• [WHAT TO WORK ON] Write out the entire listing below exactly as it appears, minus any pictures.

=-=-=-=-=

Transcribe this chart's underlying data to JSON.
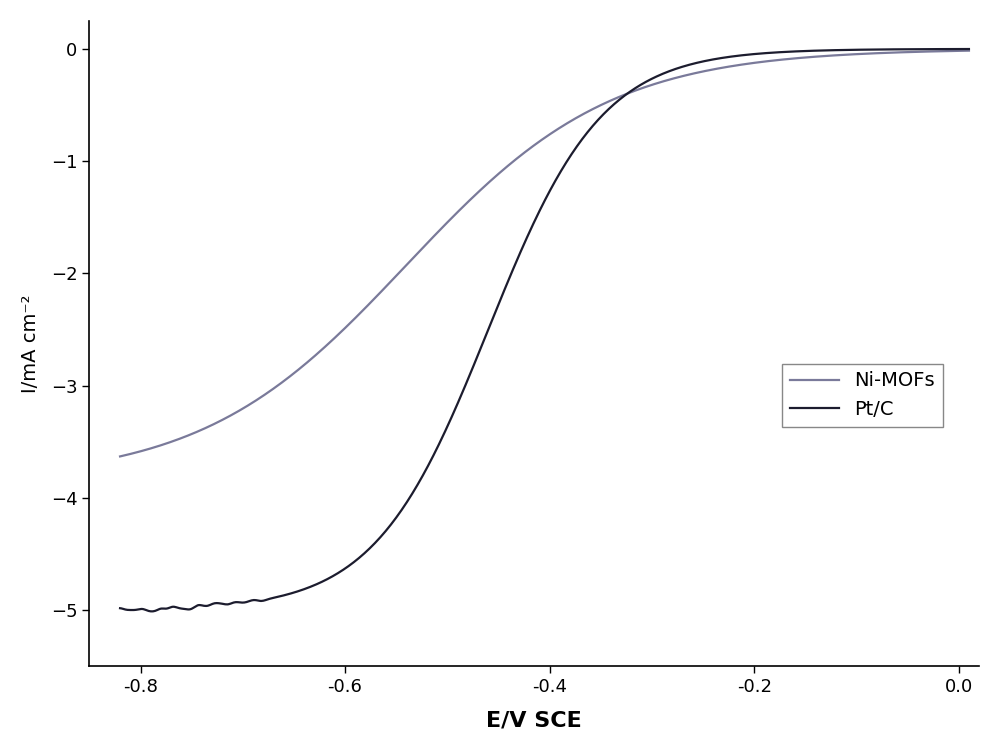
{
  "title": "",
  "xlabel": "E/V SCE",
  "ylabel": "I/mA cm⁻²",
  "xlim": [
    -0.85,
    0.02
  ],
  "ylim": [
    -5.5,
    0.25
  ],
  "xticks": [
    -0.8,
    -0.6,
    -0.4,
    -0.2,
    0.0
  ],
  "yticks": [
    0,
    -1,
    -2,
    -3,
    -4,
    -5
  ],
  "line_color_ptc": "#1c1c2e",
  "line_color_nimofs": "#7a7a9a",
  "legend_labels": [
    "Pt/C",
    "Ni-MOFs"
  ],
  "background_color": "#ffffff",
  "line_width": 1.6,
  "ptc_ilim": -5.0,
  "ptc_half": -0.46,
  "ptc_k": 16,
  "nimofs_ilim": -3.85,
  "nimofs_half": -0.56,
  "nimofs_k": 9
}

=-=-=-=-=

• [WRITTEN SOLUTION]
Transcribe this chart's underlying data to JSON.
{
  "title": "",
  "xlabel": "E/V SCE",
  "ylabel": "I/mA cm⁻²",
  "xlim": [
    -0.85,
    0.02
  ],
  "ylim": [
    -5.5,
    0.25
  ],
  "xticks": [
    -0.8,
    -0.6,
    -0.4,
    -0.2,
    0.0
  ],
  "yticks": [
    0,
    -1,
    -2,
    -3,
    -4,
    -5
  ],
  "line_color_ptc": "#1c1c2e",
  "line_color_nimofs": "#7a7a9a",
  "legend_labels": [
    "Pt/C",
    "Ni-MOFs"
  ],
  "background_color": "#ffffff",
  "line_width": 1.6,
  "ptc_ilim": -5.0,
  "ptc_half": -0.46,
  "ptc_k": 16,
  "nimofs_ilim": -3.85,
  "nimofs_half": -0.56,
  "nimofs_k": 9
}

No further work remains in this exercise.